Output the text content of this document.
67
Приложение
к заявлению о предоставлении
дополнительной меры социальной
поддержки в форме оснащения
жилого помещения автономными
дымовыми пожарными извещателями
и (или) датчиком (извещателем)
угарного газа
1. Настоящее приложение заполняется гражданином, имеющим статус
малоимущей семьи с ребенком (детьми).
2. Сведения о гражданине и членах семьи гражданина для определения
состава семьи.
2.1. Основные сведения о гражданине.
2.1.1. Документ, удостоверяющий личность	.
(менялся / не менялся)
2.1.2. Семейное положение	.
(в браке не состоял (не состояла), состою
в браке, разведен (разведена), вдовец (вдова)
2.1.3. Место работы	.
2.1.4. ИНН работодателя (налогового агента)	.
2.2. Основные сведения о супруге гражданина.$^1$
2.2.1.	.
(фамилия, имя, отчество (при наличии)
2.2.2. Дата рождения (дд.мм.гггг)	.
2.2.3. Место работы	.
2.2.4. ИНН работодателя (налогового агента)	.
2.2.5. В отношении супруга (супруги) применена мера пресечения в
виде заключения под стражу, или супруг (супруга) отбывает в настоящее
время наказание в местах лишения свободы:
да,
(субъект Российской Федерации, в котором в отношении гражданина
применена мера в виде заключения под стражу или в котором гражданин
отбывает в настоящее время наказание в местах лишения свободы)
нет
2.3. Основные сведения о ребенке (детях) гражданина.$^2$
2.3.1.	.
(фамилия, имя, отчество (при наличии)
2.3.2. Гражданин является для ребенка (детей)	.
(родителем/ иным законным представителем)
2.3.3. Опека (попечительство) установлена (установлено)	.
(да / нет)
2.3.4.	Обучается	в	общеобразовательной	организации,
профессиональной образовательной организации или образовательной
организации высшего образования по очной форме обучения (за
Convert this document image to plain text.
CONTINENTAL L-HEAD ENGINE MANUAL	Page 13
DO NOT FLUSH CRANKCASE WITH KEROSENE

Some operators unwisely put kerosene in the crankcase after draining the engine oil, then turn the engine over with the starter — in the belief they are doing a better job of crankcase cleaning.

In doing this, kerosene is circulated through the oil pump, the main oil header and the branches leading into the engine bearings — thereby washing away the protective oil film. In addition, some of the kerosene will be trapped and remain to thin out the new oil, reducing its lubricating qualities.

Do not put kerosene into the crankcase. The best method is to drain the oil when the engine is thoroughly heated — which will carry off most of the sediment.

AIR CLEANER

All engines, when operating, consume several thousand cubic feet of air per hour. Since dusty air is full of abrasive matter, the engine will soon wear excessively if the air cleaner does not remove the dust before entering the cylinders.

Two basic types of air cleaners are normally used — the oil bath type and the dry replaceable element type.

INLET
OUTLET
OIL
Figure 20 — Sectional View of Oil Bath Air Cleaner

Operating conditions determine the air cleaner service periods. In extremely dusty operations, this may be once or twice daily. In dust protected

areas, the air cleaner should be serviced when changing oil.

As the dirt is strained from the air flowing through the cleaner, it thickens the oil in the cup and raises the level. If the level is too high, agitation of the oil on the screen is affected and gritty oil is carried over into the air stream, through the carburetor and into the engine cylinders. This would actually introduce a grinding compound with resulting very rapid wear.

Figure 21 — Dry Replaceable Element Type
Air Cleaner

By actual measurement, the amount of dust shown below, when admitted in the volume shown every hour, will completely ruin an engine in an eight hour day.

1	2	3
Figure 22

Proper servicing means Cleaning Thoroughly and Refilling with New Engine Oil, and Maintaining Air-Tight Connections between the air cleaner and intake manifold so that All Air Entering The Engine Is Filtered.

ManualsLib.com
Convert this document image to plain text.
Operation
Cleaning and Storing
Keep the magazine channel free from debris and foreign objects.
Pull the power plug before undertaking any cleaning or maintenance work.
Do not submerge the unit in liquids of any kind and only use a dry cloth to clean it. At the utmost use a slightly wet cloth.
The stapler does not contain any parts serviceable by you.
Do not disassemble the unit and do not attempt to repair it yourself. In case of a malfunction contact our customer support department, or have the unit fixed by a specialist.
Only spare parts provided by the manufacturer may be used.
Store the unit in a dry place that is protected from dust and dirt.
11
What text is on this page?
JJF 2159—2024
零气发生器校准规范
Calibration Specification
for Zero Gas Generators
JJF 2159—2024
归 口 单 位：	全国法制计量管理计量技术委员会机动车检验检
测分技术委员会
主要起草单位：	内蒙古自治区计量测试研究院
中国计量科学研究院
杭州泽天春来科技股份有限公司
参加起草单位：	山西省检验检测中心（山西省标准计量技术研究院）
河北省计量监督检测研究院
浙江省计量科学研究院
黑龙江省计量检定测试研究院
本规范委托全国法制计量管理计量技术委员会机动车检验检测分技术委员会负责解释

──────────

**Written task**. Search the entries for the word "Figure" and gather every line where it appears.

**The reply**.
Figure 20 — Sectional View of Oil Bath Air Cleaner
Figure 21 — Dry Replaceable Element Type
Figure 22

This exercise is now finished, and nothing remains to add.